Lines of data:

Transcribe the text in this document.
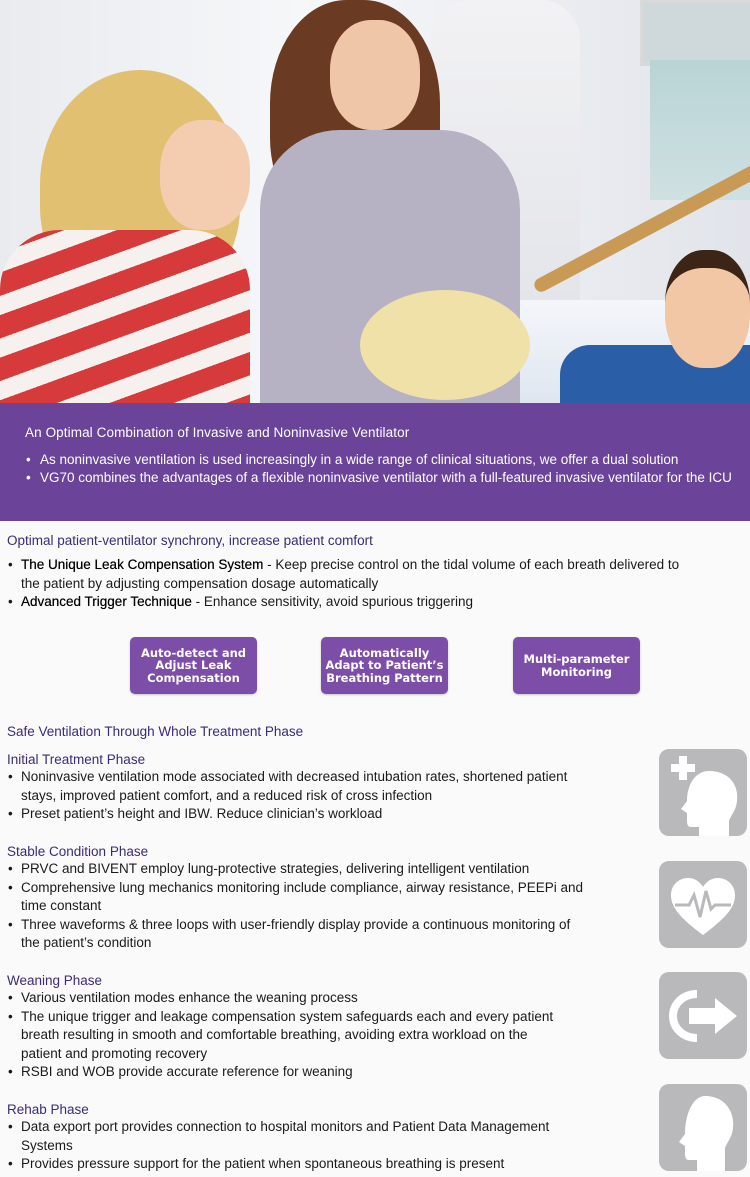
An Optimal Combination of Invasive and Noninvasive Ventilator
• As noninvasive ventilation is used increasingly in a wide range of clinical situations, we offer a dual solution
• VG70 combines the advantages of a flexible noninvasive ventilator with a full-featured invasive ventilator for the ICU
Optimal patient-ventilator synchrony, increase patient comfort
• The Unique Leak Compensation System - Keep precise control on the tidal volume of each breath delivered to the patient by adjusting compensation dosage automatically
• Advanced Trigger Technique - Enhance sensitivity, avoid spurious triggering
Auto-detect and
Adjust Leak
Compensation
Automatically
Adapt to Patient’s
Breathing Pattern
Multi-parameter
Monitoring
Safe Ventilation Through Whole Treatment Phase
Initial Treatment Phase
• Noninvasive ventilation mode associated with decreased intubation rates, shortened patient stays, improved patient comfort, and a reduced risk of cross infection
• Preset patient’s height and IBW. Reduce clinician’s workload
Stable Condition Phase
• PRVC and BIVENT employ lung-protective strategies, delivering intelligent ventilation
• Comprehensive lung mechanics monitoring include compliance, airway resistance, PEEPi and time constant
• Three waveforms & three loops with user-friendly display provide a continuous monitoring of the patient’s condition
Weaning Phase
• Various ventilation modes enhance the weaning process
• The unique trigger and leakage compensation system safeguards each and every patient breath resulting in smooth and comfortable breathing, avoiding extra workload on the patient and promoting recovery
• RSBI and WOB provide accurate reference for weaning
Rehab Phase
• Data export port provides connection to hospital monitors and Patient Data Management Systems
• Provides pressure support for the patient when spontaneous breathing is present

■ Goal of the exercise ■
Only lines with the word "Optimal" are wanted, so copy each one from the records.

■ Correct result ■
An Optimal Combination of Invasive and Noninvasive Ventilator
Optimal patient-ventilator synchrony, increase patient comfort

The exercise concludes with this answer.